Exercise: Return every line below in which "JSON" appears.
————
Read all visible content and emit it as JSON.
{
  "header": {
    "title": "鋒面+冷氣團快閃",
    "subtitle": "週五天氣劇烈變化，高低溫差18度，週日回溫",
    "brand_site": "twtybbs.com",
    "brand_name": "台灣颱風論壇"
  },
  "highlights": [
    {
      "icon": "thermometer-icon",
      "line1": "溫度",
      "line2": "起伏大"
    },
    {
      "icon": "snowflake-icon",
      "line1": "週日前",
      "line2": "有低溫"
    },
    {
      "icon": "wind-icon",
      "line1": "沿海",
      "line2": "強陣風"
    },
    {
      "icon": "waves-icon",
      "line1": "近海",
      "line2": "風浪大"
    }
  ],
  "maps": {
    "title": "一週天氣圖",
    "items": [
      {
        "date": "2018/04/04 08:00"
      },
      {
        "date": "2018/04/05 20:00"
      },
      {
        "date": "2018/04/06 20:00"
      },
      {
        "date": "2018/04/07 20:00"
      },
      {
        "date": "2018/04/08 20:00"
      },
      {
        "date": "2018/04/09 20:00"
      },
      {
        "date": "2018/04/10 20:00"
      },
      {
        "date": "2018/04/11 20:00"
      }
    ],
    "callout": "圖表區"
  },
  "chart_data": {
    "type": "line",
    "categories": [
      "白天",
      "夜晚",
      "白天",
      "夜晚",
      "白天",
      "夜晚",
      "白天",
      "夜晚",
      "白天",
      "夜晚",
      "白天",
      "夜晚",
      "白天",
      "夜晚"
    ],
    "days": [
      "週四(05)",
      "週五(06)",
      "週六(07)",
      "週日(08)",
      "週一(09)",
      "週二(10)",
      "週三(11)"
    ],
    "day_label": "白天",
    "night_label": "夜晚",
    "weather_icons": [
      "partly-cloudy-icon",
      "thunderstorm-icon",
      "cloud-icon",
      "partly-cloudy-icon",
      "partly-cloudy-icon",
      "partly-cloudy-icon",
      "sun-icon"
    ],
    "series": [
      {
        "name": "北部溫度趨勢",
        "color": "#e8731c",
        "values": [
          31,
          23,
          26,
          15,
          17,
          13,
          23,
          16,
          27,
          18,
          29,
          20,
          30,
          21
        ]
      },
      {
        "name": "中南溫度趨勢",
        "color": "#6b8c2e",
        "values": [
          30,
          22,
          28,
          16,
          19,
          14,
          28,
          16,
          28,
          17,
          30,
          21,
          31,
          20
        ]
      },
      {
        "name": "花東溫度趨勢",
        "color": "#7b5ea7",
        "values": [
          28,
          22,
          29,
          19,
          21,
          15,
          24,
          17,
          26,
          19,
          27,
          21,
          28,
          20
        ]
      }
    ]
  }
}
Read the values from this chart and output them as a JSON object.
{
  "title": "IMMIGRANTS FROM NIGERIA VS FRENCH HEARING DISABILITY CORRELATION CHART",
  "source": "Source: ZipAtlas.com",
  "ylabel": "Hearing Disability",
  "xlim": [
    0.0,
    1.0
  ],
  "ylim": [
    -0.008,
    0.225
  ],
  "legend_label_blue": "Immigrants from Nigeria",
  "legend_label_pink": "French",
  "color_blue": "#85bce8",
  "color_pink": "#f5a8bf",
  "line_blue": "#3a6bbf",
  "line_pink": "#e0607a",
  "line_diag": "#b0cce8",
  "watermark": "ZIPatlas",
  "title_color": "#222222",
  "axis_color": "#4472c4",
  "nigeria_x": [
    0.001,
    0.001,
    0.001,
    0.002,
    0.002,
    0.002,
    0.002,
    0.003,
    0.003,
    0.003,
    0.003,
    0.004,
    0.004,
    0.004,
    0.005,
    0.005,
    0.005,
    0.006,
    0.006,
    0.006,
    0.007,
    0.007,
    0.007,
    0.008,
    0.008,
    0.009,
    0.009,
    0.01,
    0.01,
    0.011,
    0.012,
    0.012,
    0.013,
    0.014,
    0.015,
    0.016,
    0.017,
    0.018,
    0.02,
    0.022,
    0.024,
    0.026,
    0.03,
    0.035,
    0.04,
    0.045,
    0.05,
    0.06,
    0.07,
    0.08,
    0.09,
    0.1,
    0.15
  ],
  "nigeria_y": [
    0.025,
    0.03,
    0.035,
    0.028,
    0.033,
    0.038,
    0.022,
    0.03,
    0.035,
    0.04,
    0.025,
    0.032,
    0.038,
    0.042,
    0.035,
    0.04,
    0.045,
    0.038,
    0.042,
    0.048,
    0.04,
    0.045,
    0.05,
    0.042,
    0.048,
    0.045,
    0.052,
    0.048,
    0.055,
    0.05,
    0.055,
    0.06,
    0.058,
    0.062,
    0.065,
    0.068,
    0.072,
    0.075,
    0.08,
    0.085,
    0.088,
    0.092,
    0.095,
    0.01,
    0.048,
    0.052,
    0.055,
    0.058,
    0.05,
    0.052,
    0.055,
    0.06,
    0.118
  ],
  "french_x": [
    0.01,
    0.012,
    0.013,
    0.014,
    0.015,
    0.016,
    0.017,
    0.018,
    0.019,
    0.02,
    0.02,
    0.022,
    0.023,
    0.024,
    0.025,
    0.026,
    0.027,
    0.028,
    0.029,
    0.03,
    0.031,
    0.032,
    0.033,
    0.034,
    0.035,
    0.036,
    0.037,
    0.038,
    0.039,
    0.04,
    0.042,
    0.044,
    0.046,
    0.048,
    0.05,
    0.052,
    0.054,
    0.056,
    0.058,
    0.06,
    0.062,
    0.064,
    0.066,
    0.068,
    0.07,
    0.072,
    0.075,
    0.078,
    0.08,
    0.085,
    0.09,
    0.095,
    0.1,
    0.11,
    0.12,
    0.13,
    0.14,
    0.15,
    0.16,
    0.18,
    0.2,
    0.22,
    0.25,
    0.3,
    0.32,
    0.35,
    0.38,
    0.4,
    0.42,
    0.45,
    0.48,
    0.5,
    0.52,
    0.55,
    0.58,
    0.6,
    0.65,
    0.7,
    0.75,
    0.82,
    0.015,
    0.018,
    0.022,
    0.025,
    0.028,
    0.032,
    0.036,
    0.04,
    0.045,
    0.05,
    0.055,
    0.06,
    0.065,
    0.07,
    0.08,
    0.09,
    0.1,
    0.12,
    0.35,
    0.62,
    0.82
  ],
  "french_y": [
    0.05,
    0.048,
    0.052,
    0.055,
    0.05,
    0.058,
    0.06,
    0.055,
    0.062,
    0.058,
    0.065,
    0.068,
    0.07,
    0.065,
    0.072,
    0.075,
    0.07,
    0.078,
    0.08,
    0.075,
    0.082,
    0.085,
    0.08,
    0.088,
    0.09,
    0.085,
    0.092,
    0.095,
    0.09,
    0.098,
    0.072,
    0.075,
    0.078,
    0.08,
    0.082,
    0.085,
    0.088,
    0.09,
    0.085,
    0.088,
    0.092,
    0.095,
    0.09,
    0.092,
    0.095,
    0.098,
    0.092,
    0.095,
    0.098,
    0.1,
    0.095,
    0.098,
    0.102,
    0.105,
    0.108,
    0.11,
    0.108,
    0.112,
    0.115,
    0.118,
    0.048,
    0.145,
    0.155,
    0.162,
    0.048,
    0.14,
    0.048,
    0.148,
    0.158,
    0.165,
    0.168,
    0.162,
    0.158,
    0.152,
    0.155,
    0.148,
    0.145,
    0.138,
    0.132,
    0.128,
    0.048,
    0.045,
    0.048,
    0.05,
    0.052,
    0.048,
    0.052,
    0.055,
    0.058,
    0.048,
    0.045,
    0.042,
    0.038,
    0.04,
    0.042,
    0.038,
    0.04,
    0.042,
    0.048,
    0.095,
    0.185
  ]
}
————
The output:
Read all visible content and emit it as JSON.
Read the values from this chart and output them as a JSON object.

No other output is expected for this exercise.